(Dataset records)
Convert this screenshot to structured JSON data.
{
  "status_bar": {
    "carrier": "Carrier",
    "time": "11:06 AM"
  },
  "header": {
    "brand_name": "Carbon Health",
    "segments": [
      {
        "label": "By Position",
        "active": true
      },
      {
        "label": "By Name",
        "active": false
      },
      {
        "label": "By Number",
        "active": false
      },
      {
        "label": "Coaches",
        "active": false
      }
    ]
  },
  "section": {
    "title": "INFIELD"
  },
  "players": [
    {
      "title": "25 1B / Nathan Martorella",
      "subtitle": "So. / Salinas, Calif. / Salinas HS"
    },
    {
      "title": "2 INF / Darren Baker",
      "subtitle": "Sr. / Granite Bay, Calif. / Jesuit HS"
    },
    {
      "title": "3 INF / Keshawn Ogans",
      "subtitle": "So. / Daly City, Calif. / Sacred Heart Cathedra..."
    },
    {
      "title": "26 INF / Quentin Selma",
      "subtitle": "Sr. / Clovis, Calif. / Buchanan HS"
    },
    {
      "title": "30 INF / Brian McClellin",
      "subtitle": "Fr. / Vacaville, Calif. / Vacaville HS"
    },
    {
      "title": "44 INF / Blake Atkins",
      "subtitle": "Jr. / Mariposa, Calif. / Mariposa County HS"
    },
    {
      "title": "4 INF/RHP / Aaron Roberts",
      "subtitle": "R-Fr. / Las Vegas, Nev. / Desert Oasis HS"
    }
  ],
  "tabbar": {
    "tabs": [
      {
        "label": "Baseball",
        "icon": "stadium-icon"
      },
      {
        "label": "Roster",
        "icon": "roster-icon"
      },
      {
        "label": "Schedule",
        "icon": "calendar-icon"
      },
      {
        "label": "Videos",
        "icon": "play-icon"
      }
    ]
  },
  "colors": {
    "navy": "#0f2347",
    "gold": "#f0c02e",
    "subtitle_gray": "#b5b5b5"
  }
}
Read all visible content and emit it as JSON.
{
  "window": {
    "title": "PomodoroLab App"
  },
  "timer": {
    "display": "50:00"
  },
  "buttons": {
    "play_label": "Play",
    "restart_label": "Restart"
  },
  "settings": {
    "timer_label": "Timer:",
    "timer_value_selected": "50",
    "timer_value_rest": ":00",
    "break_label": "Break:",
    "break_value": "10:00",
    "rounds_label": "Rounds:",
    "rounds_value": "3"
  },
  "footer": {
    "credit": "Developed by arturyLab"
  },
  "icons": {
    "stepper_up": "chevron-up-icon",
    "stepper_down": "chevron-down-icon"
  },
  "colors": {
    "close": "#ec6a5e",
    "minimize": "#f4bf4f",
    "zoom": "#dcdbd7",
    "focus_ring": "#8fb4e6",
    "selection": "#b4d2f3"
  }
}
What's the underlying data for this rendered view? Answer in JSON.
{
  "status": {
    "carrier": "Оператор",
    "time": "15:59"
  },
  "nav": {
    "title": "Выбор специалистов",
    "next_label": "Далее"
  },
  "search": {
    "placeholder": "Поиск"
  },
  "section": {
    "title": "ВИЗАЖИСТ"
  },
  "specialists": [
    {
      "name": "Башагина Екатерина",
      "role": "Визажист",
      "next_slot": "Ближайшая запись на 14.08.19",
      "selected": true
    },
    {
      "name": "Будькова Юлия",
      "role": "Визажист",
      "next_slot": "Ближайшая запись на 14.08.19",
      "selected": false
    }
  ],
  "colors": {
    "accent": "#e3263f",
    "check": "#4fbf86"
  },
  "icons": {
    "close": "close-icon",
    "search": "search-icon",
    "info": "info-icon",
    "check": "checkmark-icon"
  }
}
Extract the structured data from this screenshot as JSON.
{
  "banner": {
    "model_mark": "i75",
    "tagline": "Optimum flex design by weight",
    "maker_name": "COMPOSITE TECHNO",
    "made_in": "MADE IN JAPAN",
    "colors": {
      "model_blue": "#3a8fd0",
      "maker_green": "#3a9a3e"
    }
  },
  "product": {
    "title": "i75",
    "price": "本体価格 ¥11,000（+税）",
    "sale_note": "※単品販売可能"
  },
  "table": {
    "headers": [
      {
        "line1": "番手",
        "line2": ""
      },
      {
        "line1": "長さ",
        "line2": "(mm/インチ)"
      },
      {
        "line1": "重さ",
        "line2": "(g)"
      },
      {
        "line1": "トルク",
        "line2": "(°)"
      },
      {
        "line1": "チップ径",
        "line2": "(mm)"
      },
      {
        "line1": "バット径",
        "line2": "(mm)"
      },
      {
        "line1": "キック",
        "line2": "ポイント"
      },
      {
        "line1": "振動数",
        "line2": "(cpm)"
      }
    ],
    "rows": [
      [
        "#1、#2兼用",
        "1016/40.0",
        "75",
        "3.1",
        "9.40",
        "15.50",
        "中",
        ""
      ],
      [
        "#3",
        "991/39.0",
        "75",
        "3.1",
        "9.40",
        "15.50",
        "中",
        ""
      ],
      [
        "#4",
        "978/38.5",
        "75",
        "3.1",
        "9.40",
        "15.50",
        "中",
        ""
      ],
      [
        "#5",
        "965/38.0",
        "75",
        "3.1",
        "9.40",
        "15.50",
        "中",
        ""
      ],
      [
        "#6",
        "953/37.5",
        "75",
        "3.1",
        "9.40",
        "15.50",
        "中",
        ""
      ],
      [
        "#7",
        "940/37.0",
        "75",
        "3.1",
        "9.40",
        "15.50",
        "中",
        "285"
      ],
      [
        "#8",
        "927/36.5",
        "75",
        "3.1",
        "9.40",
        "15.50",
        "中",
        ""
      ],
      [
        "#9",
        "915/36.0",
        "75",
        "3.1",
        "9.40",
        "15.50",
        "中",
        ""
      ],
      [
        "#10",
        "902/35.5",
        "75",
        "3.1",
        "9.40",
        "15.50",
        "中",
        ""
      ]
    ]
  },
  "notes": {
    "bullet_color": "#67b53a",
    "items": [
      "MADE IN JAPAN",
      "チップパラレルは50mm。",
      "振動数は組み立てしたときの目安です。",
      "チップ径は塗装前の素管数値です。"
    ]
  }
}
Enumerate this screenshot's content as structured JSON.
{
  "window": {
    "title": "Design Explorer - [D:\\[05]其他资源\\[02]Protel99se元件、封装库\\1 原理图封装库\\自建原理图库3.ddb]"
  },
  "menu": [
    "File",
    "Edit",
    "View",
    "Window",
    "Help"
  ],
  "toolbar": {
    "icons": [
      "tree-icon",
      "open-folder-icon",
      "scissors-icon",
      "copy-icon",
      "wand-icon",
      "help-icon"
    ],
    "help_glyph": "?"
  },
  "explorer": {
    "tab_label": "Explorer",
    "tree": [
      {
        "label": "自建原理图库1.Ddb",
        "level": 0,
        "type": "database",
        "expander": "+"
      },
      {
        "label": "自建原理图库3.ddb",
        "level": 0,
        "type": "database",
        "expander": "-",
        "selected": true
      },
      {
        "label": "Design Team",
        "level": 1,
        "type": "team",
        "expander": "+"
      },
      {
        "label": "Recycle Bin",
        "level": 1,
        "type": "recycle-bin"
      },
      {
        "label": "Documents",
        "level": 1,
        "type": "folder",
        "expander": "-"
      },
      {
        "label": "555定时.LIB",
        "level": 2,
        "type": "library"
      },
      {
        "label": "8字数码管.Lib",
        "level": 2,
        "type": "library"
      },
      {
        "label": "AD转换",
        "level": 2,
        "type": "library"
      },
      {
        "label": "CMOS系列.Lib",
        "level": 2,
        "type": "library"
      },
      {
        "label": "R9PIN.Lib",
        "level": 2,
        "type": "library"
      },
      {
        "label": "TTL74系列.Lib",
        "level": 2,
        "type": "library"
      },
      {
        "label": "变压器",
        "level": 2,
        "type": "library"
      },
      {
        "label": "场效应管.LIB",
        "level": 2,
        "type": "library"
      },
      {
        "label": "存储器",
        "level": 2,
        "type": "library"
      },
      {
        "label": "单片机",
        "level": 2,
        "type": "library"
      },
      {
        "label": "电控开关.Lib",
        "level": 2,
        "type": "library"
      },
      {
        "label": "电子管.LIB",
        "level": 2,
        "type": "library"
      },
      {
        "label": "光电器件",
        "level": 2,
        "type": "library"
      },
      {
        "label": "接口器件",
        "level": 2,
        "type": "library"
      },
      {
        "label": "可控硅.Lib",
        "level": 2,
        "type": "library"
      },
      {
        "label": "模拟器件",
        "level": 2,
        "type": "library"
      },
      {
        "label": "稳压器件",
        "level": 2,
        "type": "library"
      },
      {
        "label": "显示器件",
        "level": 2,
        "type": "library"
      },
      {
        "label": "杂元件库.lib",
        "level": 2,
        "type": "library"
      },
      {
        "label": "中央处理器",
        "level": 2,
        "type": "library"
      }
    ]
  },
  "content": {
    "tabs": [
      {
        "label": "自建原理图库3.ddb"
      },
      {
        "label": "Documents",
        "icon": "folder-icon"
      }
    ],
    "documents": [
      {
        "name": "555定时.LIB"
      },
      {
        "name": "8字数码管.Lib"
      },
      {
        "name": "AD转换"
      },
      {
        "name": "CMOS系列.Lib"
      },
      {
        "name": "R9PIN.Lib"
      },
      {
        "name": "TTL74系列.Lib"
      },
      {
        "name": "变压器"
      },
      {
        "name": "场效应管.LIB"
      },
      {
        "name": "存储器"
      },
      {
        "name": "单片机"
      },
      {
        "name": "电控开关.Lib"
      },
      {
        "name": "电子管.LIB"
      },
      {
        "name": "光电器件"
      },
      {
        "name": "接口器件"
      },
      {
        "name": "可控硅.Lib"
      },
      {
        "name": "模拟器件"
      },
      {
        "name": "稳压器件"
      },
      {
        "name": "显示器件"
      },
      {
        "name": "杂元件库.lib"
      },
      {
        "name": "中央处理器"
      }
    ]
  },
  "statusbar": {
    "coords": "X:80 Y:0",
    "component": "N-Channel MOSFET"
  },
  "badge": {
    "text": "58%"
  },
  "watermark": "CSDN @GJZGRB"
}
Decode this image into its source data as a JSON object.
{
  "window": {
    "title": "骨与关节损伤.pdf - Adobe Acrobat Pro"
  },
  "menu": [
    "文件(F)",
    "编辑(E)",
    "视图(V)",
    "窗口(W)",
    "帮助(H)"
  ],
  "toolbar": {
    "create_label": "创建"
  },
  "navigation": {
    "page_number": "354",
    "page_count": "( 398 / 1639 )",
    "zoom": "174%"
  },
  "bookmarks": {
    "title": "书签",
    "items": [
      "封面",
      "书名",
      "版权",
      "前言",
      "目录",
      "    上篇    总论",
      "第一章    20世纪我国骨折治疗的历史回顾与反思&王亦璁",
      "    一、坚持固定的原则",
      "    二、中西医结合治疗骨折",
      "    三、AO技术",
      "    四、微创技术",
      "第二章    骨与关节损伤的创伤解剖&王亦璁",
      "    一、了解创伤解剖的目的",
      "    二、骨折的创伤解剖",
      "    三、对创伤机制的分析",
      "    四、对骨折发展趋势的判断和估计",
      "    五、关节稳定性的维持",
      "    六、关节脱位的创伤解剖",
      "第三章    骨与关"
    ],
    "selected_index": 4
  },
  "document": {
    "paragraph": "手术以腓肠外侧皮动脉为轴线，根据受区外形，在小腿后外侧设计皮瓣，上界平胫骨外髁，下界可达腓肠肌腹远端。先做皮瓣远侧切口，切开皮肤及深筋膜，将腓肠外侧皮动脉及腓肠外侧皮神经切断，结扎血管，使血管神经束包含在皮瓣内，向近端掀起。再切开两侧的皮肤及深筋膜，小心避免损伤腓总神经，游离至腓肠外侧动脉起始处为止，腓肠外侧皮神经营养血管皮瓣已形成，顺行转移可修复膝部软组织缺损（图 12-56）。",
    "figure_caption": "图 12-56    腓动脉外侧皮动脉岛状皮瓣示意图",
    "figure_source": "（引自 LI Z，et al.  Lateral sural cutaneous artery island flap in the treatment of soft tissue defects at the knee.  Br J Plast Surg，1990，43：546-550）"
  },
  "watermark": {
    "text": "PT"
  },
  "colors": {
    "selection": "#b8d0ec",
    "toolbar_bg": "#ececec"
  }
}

Exercise requirements
Each line above that holds the string "structured" should be copied and shown.

Response to the task
Convert this screenshot to structured JSON data.
Extract the structured data from this screenshot as JSON.
Enumerate this screenshot's content as structured JSON.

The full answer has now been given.